◆ **Directive**
Can you give all the records again without altering a single character?
## Start Excerpted data
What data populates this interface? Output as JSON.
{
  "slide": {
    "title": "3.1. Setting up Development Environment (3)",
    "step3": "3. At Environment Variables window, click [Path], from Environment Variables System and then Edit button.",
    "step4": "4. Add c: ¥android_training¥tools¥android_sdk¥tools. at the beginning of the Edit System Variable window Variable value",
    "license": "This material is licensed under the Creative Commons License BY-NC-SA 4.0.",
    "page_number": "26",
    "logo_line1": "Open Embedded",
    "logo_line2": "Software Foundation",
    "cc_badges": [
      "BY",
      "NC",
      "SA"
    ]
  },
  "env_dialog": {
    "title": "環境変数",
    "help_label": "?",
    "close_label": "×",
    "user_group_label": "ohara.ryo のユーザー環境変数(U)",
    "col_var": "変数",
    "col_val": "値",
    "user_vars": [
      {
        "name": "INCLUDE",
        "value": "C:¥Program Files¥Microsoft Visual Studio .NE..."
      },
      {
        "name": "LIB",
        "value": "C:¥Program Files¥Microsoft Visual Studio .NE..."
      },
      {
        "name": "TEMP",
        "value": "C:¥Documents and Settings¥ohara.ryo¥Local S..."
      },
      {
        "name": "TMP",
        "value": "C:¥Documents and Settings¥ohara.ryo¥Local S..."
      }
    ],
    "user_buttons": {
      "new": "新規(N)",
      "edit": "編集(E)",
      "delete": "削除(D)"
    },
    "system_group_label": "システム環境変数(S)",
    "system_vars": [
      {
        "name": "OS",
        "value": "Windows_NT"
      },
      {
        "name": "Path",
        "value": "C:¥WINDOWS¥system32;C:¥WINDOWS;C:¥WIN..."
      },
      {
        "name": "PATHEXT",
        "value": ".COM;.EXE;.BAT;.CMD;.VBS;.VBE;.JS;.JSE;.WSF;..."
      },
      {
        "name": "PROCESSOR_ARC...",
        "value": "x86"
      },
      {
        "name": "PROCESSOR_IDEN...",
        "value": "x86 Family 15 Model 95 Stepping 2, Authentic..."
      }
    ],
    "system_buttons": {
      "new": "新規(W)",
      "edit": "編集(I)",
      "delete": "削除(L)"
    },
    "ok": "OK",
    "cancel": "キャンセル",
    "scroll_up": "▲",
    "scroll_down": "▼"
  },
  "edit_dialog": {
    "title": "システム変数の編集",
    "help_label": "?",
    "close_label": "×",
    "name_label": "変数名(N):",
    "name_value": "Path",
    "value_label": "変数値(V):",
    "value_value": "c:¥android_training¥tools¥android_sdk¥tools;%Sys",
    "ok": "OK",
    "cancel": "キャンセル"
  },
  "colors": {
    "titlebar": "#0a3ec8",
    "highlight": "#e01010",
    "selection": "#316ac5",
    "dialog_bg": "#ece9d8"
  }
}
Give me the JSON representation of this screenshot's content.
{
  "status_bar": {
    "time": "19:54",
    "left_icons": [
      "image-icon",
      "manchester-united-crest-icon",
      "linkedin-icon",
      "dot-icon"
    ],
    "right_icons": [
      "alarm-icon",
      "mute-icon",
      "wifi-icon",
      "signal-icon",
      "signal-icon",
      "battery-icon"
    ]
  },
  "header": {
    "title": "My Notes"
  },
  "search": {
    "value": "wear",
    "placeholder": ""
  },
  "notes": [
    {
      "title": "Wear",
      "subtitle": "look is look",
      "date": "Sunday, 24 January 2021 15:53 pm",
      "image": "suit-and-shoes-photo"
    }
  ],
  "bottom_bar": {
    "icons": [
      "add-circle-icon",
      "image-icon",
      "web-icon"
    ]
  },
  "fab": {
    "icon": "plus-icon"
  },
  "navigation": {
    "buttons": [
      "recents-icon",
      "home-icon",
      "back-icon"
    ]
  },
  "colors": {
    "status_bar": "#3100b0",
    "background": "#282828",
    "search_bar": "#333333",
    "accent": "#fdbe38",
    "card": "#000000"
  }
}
## End Excerpted data
◆ **Response to this task**
What data populates this interface? Output as JSON.
{
  "slide": {
    "title": "3.1. Setting up Development Environment (3)",
    "step3": "3. At Environment Variables window, click [Path], from Environment Variables System and then Edit button.",
    "step4": "4. Add c: ¥android_training¥tools¥android_sdk¥tools. at the beginning of the Edit System Variable window Variable value",
    "license": "This material is licensed under the Creative Commons License BY-NC-SA 4.0.",
    "page_number": "26",
    "logo_line1": "Open Embedded",
    "logo_line2": "Software Foundation",
    "cc_badges": [
      "BY",
      "NC",
      "SA"
    ]
  },
  "env_dialog": {
    "title": "環境変数",
    "help_label": "?",
    "close_label": "×",
    "user_group_label": "ohara.ryo のユーザー環境変数(U)",
    "col_var": "変数",
    "col_val": "値",
    "user_vars": [
      {
        "name": "INCLUDE",
        "value": "C:¥Program Files¥Microsoft Visual Studio .NE..."
      },
      {
        "name": "LIB",
        "value": "C:¥Program Files¥Microsoft Visual Studio .NE..."
      },
      {
        "name": "TEMP",
        "value": "C:¥Documents and Settings¥ohara.ryo¥Local S..."
      },
      {
        "name": "TMP",
        "value": "C:¥Documents and Settings¥ohara.ryo¥Local S..."
      }
    ],
    "user_buttons": {
      "new": "新規(N)",
      "edit": "編集(E)",
      "delete": "削除(D)"
    },
    "system_group_label": "システム環境変数(S)",
    "system_vars": [
      {
        "name": "OS",
        "value": "Windows_NT"
      },
      {
        "name": "Path",
        "value": "C:¥WINDOWS¥system32;C:¥WINDOWS;C:¥WIN..."
      },
      {
        "name": "PATHEXT",
        "value": ".COM;.EXE;.BAT;.CMD;.VBS;.VBE;.JS;.JSE;.WSF;..."
      },
      {
        "name": "PROCESSOR_ARC...",
        "value": "x86"
      },
      {
        "name": "PROCESSOR_IDEN...",
        "value": "x86 Family 15 Model 95 Stepping 2, Authentic..."
      }
    ],
    "system_buttons": {
      "new": "新規(W)",
      "edit": "編集(I)",
      "delete": "削除(L)"
    },
    "ok": "OK",
    "cancel": "キャンセル",
    "scroll_up": "▲",
    "scroll_down": "▼"
  },
  "edit_dialog": {
    "title": "システム変数の編集",
    "help_label": "?",
    "close_label": "×",
    "name_label": "変数名(N):",
    "name_value": "Path",
    "value_label": "変数値(V):",
    "value_value": "c:¥android_training¥tools¥android_sdk¥tools;%Sys",
    "ok": "OK",
    "cancel": "キャンセル"
  },
  "colors": {
    "titlebar": "#0a3ec8",
    "highlight": "#e01010",
    "selection": "#316ac5",
    "dialog_bg": "#ece9d8"
  }
}
Give me the JSON representation of this screenshot's content.
{
  "status_bar": {
    "time": "19:54",
    "left_icons": [
      "image-icon",
      "manchester-united-crest-icon",
      "linkedin-icon",
      "dot-icon"
    ],
    "right_icons": [
      "alarm-icon",
      "mute-icon",
      "wifi-icon",
      "signal-icon",
      "signal-icon",
      "battery-icon"
    ]
  },
  "header": {
    "title": "My Notes"
  },
  "search": {
    "value": "wear",
    "placeholder": ""
  },
  "notes": [
    {
      "title": "Wear",
      "subtitle": "look is look",
      "date": "Sunday, 24 January 2021 15:53 pm",
      "image": "suit-and-shoes-photo"
    }
  ],
  "bottom_bar": {
    "icons": [
      "add-circle-icon",
      "image-icon",
      "web-icon"
    ]
  },
  "fab": {
    "icon": "plus-icon"
  },
  "navigation": {
    "buttons": [
      "recents-icon",
      "home-icon",
      "back-icon"
    ]
  },
  "colors": {
    "status_bar": "#3100b0",
    "background": "#282828",
    "search_bar": "#333333",
    "accent": "#fdbe38",
    "card": "#000000"
  }
}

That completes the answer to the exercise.